Find the word "name" in the listing; pull out each line holding it.

★ ★ ★ ★ ★ ★ ★

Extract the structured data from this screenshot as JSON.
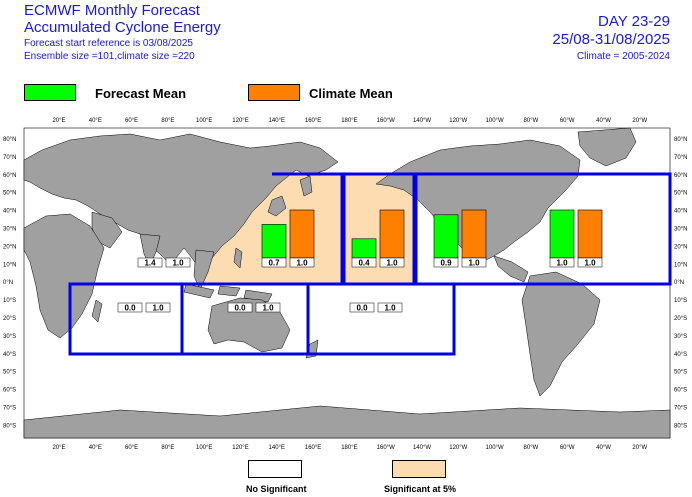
{
  "header": {
    "title1": "ECMWF Monthly Forecast",
    "title2": "Accumulated Cyclone Energy",
    "sub1": "Forecast start reference is 03/08/2025",
    "sub2": "Ensemble size =101,climate size =220",
    "day": "DAY 23-29",
    "dates": "25/08-31/08/2025",
    "climate_period": "Climate = 2005-2024"
  },
  "legend": {
    "forecast": {
      "label": "Forecast Mean",
      "color": "#00ff00"
    },
    "climate": {
      "label": "Climate Mean",
      "color": "#ff8000"
    },
    "no_sig": {
      "label": "No Significant",
      "color": "#ffffff"
    },
    "sig": {
      "label": "Significant at 5%",
      "color": "#fcdcb0"
    }
  },
  "map": {
    "lon_labels": [
      "20°E",
      "40°E",
      "60°E",
      "80°E",
      "100°E",
      "120°E",
      "140°E",
      "160°E",
      "180°E",
      "160°W",
      "140°W",
      "120°W",
      "100°W",
      "80°W",
      "60°W",
      "40°W",
      "20°W"
    ],
    "lat_labels": [
      "80°N",
      "70°N",
      "60°N",
      "50°N",
      "40°N",
      "30°N",
      "20°N",
      "10°N",
      "0°N",
      "10°S",
      "20°S",
      "30°S",
      "40°S",
      "50°S",
      "60°S",
      "70°S",
      "80°S"
    ],
    "land_color": "#a0a0a0",
    "region_border_color": "#0000e6"
  },
  "chart_data": {
    "type": "bar",
    "bar_height_scale": "ratio to climate mean",
    "series": [
      {
        "name": "Forecast Mean",
        "color": "#00ff00"
      },
      {
        "name": "Climate Mean",
        "color": "#ff8000"
      }
    ],
    "regions": [
      {
        "forecast": 1.4,
        "forecast_label": "1.4",
        "climate": 1.0,
        "climate_label": "1.0",
        "significant": false,
        "bars_shown": false
      },
      {
        "forecast": 0.7,
        "forecast_label": "0.7",
        "climate": 1.0,
        "climate_label": "1.0",
        "significant": true,
        "bars_shown": true
      },
      {
        "forecast": 0.4,
        "forecast_label": "0.4",
        "climate": 1.0,
        "climate_label": "1.0",
        "significant": true,
        "bars_shown": true
      },
      {
        "forecast": 0.9,
        "forecast_label": "0.9",
        "climate": 1.0,
        "climate_label": "1.0",
        "significant": false,
        "bars_shown": true
      },
      {
        "forecast": 1.0,
        "forecast_label": "1.0",
        "climate": 1.0,
        "climate_label": "1.0",
        "significant": false,
        "bars_shown": true
      },
      {
        "forecast": 0.0,
        "forecast_label": "0.0",
        "climate": 1.0,
        "climate_label": "1.0",
        "significant": false,
        "bars_shown": false
      },
      {
        "forecast": 0.0,
        "forecast_label": "0.0",
        "climate": 1.0,
        "climate_label": "1.0",
        "significant": false,
        "bars_shown": false
      },
      {
        "forecast": 0.0,
        "forecast_label": "0.0",
        "climate": 1.0,
        "climate_label": "1.0",
        "significant": false,
        "bars_shown": false
      }
    ]
  }
}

★ ★ ★ ★ ★ ★ ★

Worked answer →
        "name": "Forecast Mean",
        "name": "Climate Mean",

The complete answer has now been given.